What is expected: Write the material out again in full, word for word. Do not include the pictures.

--- Start of Material supplied ---

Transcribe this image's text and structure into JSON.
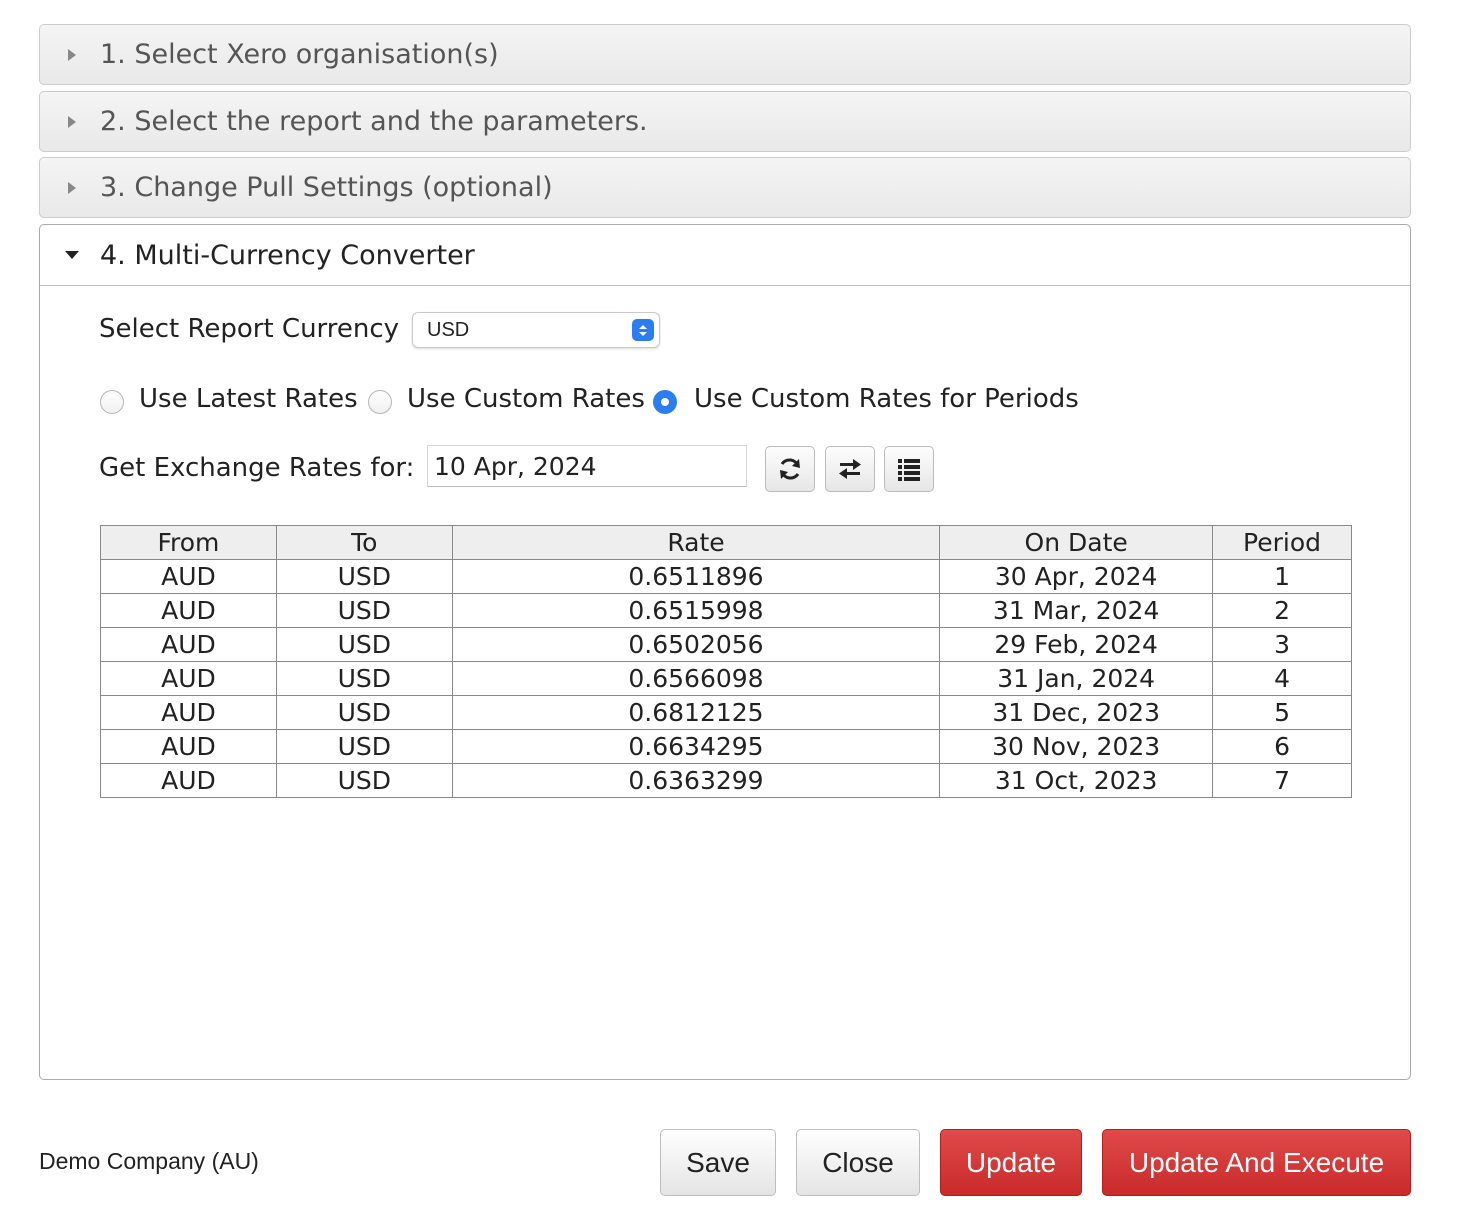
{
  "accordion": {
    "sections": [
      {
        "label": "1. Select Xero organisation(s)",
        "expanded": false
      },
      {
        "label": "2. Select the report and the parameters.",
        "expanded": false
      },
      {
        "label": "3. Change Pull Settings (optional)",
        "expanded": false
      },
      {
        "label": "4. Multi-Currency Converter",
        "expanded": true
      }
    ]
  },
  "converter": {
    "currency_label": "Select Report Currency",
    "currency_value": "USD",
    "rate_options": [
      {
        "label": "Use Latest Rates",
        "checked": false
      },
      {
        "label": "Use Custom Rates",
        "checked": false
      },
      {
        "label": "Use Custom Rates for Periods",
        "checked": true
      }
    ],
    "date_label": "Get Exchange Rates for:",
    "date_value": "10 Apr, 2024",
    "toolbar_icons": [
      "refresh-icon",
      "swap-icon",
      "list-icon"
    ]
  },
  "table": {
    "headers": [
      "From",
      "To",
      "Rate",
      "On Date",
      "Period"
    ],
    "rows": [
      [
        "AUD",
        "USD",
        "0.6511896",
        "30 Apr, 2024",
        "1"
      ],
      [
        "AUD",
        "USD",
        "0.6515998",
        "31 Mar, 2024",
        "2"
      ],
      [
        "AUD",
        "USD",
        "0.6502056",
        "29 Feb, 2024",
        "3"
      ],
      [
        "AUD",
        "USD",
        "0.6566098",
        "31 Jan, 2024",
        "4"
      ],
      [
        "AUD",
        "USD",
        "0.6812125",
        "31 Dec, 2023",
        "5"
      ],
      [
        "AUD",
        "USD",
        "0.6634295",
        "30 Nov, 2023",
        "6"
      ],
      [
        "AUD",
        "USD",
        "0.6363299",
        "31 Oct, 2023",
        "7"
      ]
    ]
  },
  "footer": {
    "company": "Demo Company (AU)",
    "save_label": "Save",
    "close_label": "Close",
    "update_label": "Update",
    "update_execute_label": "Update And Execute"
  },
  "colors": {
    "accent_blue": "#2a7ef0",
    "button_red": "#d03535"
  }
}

--- End of Material supplied ---

Result below:
Transcribe this image's text and structure into JSON.
{
  "accordion": {
    "sections": [
      {
        "label": "1. Select Xero organisation(s)",
        "expanded": false
      },
      {
        "label": "2. Select the report and the parameters.",
        "expanded": false
      },
      {
        "label": "3. Change Pull Settings (optional)",
        "expanded": false
      },
      {
        "label": "4. Multi-Currency Converter",
        "expanded": true
      }
    ]
  },
  "converter": {
    "currency_label": "Select Report Currency",
    "currency_value": "USD",
    "rate_options": [
      {
        "label": "Use Latest Rates",
        "checked": false
      },
      {
        "label": "Use Custom Rates",
        "checked": false
      },
      {
        "label": "Use Custom Rates for Periods",
        "checked": true
      }
    ],
    "date_label": "Get Exchange Rates for:",
    "date_value": "10 Apr, 2024",
    "toolbar_icons": [
      "refresh-icon",
      "swap-icon",
      "list-icon"
    ]
  },
  "table": {
    "headers": [
      "From",
      "To",
      "Rate",
      "On Date",
      "Period"
    ],
    "rows": [
      [
        "AUD",
        "USD",
        "0.6511896",
        "30 Apr, 2024",
        "1"
      ],
      [
        "AUD",
        "USD",
        "0.6515998",
        "31 Mar, 2024",
        "2"
      ],
      [
        "AUD",
        "USD",
        "0.6502056",
        "29 Feb, 2024",
        "3"
      ],
      [
        "AUD",
        "USD",
        "0.6566098",
        "31 Jan, 2024",
        "4"
      ],
      [
        "AUD",
        "USD",
        "0.6812125",
        "31 Dec, 2023",
        "5"
      ],
      [
        "AUD",
        "USD",
        "0.6634295",
        "30 Nov, 2023",
        "6"
      ],
      [
        "AUD",
        "USD",
        "0.6363299",
        "31 Oct, 2023",
        "7"
      ]
    ]
  },
  "footer": {
    "company": "Demo Company (AU)",
    "save_label": "Save",
    "close_label": "Close",
    "update_label": "Update",
    "update_execute_label": "Update And Execute"
  },
  "colors": {
    "accent_blue": "#2a7ef0",
    "button_red": "#d03535"
  }
}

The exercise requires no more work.